> Exercise requirements
Give back the whole listing exactly as shown.

> Records to process
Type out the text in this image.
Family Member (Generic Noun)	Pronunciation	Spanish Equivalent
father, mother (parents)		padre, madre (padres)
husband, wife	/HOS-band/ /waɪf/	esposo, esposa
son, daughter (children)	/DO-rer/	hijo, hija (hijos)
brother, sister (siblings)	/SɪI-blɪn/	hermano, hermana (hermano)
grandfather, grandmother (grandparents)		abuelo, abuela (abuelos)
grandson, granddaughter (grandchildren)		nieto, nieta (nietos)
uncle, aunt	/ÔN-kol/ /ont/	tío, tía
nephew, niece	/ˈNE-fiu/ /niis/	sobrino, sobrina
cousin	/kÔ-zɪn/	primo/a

> Answer in full
Type out the text in this image.
Family Member (Generic Noun)	Pronunciation	Spanish Equivalent
father, mother (parents)		padre, madre (padres)
husband, wife	/HOS-band/ /waɪf/	esposo, esposa
son, daughter (children)	/DO-rer/	hijo, hija (hijos)
brother, sister (siblings)	/SɪI-blɪn/	hermano, hermana (hermano)
grandfather, grandmother (grandparents)		abuelo, abuela (abuelos)
grandson, granddaughter (grandchildren)		nieto, nieta (nietos)
uncle, aunt	/ÔN-kol/ /ont/	tío, tía
nephew, niece	/ˈNE-fiu/ /niis/	sobrino, sobrina
cousin	/kÔ-zɪn/	primo/a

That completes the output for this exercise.